▶ THE PROBLEM
Put the lines from the one containing "Where are 84" up to and including the one containing "candle <box>302 136 309 199</box>" into a Markdown table with the columns Row and Line, numbering each row and skipping blank lines. Leave the pictures out of your answer.

▶ EXTRACTED INFORMATION
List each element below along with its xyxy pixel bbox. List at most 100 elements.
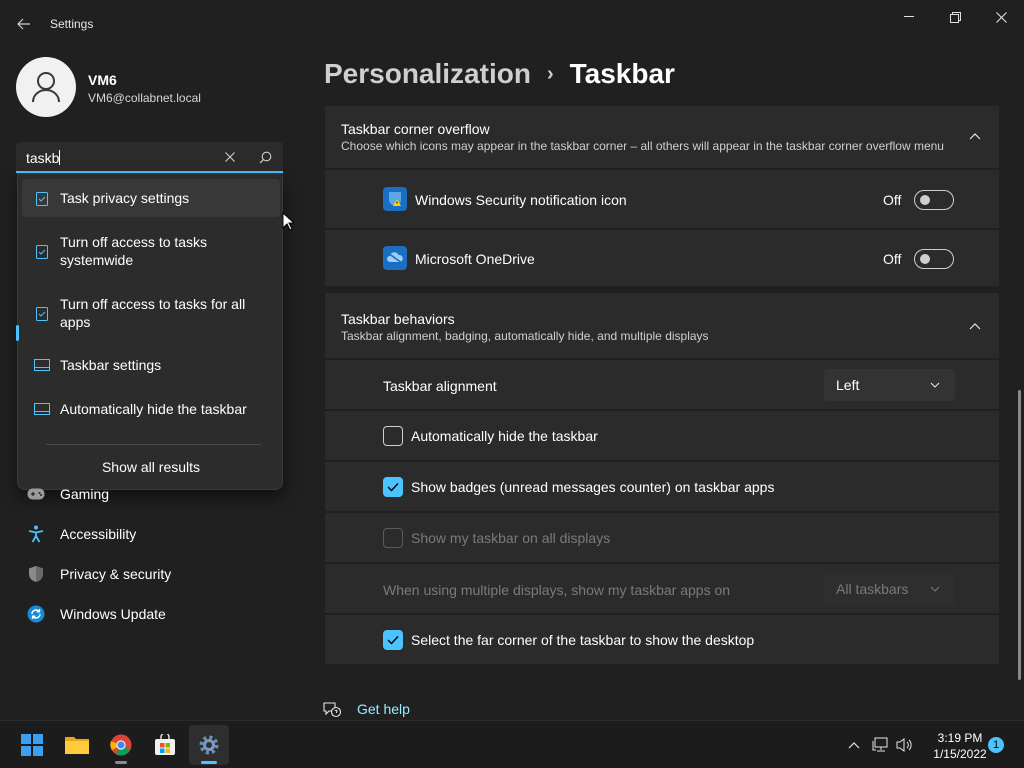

--

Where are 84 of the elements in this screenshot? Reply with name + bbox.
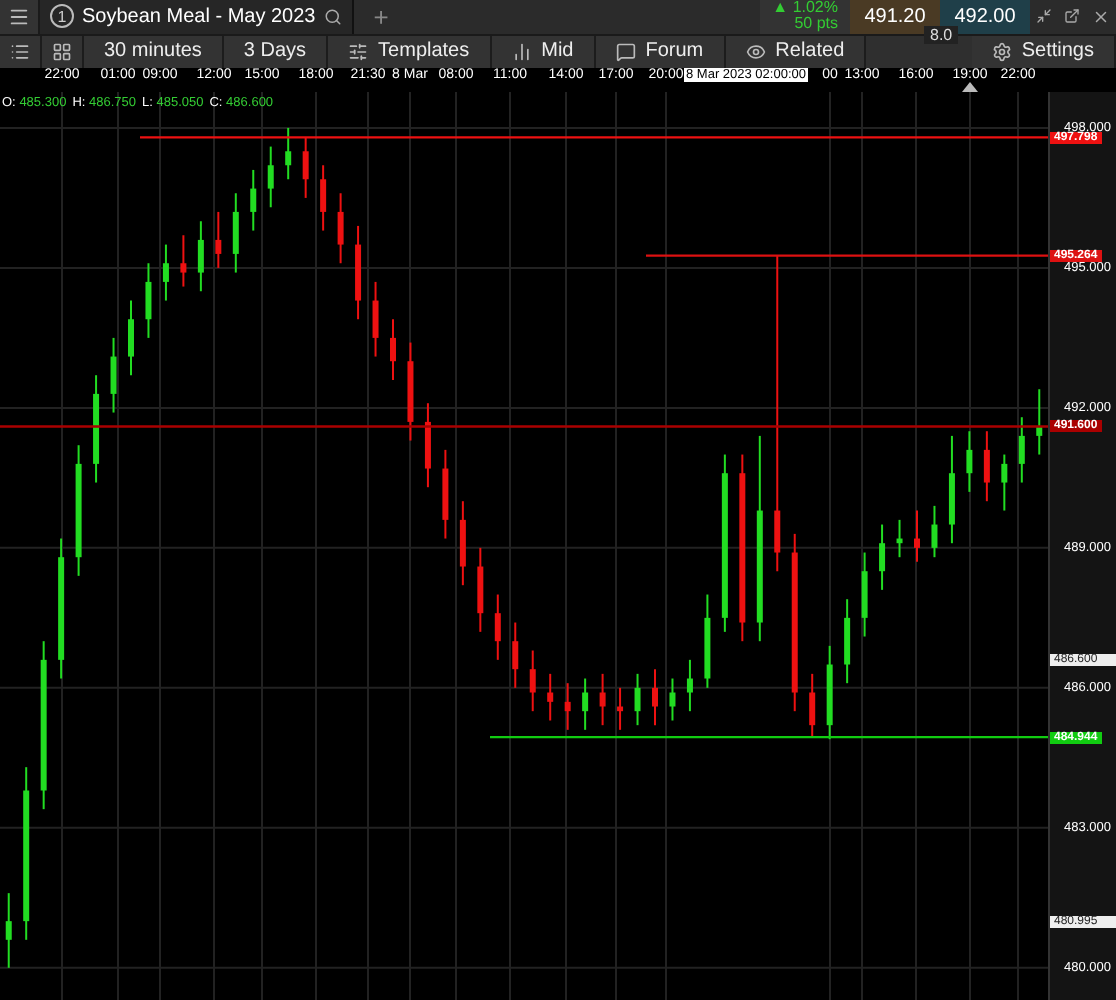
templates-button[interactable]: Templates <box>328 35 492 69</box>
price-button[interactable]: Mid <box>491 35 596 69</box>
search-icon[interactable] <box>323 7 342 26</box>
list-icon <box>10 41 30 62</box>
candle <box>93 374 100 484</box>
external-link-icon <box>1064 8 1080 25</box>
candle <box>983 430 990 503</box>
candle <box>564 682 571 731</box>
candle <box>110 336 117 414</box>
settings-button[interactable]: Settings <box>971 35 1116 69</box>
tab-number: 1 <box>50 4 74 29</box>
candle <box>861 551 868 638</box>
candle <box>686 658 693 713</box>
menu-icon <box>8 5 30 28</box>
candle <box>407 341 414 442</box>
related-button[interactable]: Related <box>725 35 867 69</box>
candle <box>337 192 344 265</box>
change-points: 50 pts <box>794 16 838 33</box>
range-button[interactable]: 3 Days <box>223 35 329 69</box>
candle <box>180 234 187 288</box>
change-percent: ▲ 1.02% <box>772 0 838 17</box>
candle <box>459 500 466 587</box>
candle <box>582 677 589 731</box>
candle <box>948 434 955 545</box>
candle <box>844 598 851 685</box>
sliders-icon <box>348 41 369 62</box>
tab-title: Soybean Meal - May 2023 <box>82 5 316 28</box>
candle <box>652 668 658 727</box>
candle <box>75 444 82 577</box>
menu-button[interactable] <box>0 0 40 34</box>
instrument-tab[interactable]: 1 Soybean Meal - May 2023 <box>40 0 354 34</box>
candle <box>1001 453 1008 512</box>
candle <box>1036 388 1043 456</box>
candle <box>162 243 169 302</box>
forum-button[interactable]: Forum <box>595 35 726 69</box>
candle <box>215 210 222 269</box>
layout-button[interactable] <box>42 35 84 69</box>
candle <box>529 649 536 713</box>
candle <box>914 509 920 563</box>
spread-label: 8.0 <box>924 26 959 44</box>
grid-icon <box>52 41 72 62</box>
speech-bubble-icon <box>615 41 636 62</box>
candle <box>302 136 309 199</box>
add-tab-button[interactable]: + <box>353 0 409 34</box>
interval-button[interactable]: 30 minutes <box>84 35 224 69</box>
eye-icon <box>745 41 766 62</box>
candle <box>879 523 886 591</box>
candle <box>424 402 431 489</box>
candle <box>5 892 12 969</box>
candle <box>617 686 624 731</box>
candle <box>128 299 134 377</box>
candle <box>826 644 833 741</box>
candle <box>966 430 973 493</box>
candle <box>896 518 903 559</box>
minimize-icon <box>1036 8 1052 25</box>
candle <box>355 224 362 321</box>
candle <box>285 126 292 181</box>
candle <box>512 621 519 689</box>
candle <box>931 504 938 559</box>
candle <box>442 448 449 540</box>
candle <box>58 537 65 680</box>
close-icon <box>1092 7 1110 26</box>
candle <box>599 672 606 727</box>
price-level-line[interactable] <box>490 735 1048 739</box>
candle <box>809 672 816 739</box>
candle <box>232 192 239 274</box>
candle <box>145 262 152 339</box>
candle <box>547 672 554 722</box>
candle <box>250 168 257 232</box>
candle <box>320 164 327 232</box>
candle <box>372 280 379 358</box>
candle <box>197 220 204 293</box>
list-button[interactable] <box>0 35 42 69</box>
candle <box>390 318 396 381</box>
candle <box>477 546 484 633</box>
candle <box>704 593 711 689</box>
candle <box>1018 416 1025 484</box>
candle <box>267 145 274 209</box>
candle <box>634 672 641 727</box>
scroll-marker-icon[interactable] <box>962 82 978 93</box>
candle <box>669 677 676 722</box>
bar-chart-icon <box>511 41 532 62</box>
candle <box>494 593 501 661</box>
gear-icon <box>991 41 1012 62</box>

...

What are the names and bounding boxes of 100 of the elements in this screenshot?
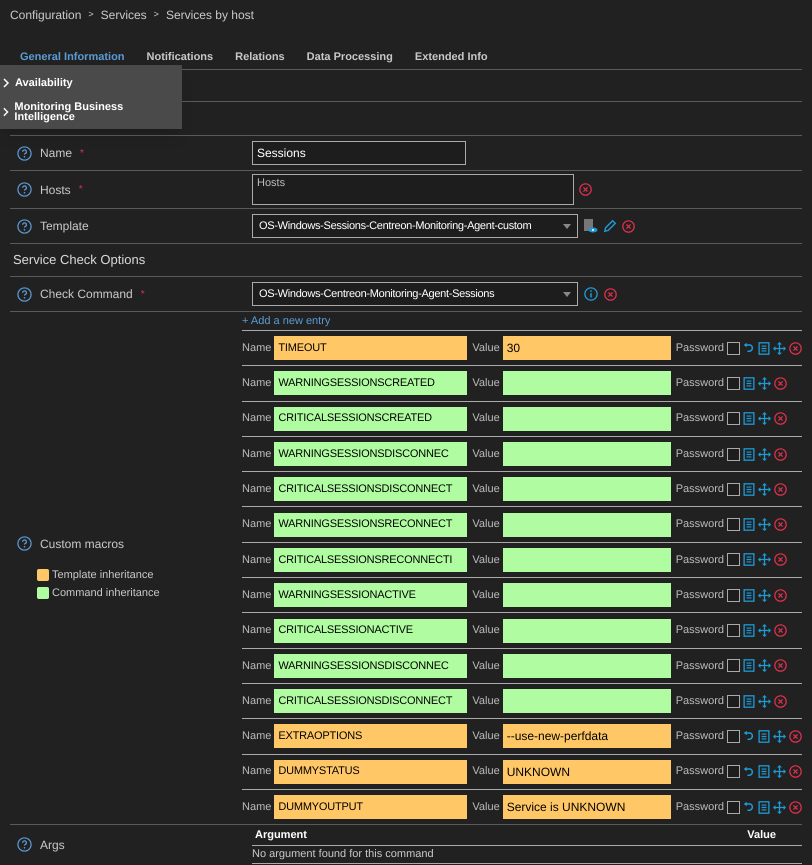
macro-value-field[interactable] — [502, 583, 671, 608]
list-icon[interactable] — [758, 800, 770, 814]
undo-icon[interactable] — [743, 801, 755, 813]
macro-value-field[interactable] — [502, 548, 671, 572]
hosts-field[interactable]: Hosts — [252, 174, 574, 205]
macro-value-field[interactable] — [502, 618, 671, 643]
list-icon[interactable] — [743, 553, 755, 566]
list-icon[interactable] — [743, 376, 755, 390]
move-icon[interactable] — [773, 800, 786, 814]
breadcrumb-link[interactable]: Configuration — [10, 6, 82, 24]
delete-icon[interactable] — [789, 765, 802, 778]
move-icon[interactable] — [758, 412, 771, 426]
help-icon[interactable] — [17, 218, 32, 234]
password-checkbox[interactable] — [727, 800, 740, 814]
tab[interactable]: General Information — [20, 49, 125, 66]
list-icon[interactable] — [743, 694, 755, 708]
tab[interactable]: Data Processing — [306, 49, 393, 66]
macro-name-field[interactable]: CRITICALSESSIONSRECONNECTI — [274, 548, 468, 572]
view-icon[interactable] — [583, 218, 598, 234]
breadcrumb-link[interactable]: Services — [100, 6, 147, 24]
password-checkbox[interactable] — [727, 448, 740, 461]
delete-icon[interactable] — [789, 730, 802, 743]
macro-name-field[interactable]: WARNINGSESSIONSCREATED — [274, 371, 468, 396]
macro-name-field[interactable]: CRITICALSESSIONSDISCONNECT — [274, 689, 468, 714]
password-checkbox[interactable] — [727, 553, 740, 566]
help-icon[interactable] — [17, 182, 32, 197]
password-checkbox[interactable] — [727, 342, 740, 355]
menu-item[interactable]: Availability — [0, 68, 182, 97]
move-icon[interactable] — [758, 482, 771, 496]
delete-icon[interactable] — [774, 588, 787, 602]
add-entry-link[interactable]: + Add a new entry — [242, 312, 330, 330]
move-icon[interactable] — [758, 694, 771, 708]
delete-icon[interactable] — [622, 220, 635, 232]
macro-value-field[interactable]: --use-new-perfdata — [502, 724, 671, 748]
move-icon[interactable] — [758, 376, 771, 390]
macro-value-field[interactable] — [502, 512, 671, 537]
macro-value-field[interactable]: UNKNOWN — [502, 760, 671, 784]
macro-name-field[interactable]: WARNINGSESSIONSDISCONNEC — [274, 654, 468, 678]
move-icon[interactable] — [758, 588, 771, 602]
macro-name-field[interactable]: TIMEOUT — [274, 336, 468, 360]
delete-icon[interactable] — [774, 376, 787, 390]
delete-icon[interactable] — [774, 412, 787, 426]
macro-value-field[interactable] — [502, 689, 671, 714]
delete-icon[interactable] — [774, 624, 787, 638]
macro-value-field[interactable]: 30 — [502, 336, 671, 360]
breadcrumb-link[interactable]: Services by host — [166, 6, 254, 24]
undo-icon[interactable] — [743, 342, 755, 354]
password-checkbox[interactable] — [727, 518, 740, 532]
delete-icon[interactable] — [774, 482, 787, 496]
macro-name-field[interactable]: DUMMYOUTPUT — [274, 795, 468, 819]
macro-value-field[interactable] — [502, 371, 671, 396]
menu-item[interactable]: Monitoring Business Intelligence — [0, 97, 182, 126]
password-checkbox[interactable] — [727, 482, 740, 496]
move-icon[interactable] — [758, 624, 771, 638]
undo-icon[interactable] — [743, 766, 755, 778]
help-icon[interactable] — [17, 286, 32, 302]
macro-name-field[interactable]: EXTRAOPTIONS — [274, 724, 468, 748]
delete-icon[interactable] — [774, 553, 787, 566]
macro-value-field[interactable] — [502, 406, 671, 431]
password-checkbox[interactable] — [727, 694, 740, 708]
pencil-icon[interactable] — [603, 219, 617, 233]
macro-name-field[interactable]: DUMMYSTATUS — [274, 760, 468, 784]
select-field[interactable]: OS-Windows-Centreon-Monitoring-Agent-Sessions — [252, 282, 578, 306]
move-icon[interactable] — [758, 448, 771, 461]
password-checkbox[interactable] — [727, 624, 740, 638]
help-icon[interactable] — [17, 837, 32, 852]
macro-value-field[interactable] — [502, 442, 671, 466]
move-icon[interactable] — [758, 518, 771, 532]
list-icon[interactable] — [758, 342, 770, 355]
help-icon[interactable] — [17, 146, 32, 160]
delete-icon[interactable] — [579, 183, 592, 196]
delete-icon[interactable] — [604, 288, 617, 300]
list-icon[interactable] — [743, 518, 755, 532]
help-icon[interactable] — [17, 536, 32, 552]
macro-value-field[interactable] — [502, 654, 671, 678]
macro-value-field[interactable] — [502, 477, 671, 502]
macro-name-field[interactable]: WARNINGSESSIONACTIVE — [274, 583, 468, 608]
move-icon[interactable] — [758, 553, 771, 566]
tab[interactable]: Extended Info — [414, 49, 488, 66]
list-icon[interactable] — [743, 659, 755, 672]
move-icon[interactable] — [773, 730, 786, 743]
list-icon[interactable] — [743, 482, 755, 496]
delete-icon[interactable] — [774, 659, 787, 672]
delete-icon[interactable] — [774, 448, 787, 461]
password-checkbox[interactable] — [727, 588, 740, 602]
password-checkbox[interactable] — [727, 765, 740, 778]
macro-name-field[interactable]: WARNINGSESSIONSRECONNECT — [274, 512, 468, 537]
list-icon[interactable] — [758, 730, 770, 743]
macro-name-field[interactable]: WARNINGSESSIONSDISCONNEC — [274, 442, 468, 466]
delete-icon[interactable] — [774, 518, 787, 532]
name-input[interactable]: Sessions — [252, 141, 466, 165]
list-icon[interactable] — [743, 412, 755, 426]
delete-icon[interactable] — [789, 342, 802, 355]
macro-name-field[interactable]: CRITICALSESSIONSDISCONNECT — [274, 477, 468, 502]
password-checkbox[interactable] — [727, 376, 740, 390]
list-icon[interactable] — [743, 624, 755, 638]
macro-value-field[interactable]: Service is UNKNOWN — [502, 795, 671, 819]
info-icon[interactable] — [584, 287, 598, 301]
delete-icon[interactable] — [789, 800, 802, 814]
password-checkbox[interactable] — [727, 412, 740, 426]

▶ EXERCISE ANSWER
| Row | Line |
|---|---|
| 1 | Where are 84 of the elements in this screenshot? Reply with name + bbox. |
| 2 | templates-button[interactable]: Templates <box>328 35 492 69</box> |
| 3 | price-button[interactable]: Mid <box>491 35 596 69</box> |
| 4 | search-icon[interactable] <box>323 7 342 26</box> |
| 5 | list-icon <box>10 41 30 62</box> |
| 6 | candle <box>93 374 100 484</box> |
| 7 | external-link-icon <box>1064 8 1080 25</box> |
| 8 | candle <box>983 430 990 503</box> |
| 9 | candle <box>564 682 571 731</box> |
| 10 | candle <box>110 336 117 414</box> |
| 11 | settings-button[interactable]: Settings <box>971 35 1116 69</box> |
| 12 | tab-number: 1 <box>50 4 74 29</box> |
| 13 | candle <box>861 551 868 638</box> |
| 14 | candle <box>686 658 693 713</box> |
| 15 | menu-icon <box>8 5 30 28</box> |
| 16 | candle <box>407 341 414 442</box> |
| 17 | related-button[interactable]: Related <box>725 35 867 69</box> |
| 18 | candle <box>337 192 344 265</box> |
| 19 | change-points: 50 pts <box>794 16 838 33</box> |
| 20 | range-button[interactable]: 3 Days <box>223 35 329 69</box> |
| 21 | candle <box>180 234 187 288</box> |
| 22 | change-percent: ▲ 1.02% <box>772 0 838 17</box> |
| 23 | candle <box>459 500 466 587</box> |
| 24 | candle <box>582 677 589 731</box> |
| 25 | candle <box>948 434 955 545</box> |
| 26 | candle <box>844 598 851 685</box> |
| 27 | sliders-icon <box>348 41 369 62</box> |
| 28 | tab-title: Soybean Meal - May 2023 <box>82 5 316 28</box> |
| 29 | candle <box>652 668 658 727</box> |
| 30 | candle <box>75 444 82 577</box> |
| 31 | menu-button[interactable] <box>0 0 40 34</box> |
| 32 | instrument-tab[interactable]: 1 Soybean Meal - May 2023 <box>40 0 354 34</box> |
| 33 | candle <box>1001 453 1008 512</box> |
| 34 | candle <box>1036 388 1043 456</box> |
| 35 | candle <box>162 243 169 302</box> |
| 36 | forum-button[interactable]: Forum <box>595 35 726 69</box> |
| 37 | candle <box>215 210 222 269</box> |
| 38 | layout-button[interactable] <box>42 35 84 69</box> |
| 39 | candle <box>529 649 536 713</box> |
| 40 | candle <box>914 509 920 563</box> |
| 41 | spread-label: 8.0 <box>924 26 959 44</box> |
| 42 | grid-icon <box>52 41 72 62</box> |
| 43 | speech-bubble-icon <box>615 41 636 62</box> |
| 44 | candle <box>302 136 309 199</box> |